Every line that holds "france" should be shown.

START Input material

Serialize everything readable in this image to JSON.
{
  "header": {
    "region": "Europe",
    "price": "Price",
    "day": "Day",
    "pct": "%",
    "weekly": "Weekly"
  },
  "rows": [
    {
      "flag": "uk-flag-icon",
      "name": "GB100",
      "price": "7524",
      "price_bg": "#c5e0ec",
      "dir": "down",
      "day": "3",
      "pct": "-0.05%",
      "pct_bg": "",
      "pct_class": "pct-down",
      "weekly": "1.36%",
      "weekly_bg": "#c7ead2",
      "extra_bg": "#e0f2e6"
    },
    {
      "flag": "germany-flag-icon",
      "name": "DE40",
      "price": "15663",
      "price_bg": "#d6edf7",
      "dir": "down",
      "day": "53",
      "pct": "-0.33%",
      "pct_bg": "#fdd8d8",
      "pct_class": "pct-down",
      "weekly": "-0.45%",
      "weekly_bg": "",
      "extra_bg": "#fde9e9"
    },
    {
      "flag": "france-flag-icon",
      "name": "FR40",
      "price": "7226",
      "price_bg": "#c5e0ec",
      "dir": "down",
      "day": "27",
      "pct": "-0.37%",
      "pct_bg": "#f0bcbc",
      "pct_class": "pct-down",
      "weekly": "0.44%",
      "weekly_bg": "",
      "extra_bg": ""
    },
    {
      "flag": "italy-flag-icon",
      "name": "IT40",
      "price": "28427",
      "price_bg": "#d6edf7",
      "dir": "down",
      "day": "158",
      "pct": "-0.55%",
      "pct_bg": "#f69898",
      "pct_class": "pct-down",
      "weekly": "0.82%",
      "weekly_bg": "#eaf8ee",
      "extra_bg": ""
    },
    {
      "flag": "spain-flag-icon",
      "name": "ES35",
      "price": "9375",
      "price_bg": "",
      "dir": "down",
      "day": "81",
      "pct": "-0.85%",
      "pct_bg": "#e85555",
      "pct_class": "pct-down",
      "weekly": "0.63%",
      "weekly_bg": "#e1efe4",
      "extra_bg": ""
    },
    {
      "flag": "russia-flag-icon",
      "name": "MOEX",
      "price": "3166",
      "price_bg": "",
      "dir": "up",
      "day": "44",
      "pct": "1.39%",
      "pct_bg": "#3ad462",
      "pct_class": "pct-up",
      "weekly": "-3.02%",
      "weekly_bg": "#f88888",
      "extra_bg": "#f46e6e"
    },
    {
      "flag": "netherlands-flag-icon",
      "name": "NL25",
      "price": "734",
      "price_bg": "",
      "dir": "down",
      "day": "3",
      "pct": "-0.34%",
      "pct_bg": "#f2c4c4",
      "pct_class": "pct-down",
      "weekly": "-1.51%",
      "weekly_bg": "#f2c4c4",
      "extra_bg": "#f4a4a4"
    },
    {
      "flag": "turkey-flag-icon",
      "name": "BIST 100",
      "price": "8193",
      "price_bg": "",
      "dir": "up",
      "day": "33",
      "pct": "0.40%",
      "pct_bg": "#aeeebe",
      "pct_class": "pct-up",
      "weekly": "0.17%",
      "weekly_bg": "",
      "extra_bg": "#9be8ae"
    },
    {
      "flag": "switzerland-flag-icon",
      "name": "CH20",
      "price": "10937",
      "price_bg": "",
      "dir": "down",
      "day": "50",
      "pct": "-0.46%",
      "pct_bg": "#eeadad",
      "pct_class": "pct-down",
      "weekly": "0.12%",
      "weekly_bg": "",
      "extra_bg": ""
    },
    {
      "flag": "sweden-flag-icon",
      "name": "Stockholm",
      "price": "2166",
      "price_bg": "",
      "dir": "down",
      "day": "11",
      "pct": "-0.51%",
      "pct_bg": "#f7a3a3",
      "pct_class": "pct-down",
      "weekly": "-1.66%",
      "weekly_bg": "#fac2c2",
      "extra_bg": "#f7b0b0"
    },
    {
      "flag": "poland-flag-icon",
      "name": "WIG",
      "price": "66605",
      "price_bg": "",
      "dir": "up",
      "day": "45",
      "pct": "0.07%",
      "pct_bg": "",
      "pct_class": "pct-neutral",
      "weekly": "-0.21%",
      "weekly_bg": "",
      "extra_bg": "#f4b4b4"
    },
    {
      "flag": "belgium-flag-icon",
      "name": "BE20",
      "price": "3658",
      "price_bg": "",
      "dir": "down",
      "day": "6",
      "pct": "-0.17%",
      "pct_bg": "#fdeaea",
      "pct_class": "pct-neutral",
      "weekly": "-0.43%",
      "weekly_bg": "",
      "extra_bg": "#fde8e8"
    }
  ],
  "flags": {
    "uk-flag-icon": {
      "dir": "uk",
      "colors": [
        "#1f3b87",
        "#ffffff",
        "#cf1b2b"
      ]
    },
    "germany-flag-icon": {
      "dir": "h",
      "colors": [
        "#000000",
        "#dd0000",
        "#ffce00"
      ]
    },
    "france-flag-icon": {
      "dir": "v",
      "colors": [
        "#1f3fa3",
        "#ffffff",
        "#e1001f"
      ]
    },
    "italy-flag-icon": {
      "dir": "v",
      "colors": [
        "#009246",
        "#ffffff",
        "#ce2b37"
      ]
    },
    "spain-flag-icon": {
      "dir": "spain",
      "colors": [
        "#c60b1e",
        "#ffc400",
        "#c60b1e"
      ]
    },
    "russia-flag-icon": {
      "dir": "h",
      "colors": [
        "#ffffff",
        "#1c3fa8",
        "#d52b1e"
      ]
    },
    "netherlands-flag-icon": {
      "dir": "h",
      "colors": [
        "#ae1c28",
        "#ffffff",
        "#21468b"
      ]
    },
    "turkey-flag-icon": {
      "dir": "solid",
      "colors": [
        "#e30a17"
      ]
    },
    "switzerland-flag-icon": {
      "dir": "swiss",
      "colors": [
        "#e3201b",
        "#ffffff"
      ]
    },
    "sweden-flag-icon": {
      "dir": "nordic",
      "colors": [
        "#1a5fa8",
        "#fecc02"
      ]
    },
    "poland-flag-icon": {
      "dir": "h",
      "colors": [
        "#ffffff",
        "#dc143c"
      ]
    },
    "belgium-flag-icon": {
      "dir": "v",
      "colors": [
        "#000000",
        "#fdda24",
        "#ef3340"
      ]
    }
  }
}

END Input material

Finished task –
      "flag": "france-flag-icon",
    "france-flag-icon": {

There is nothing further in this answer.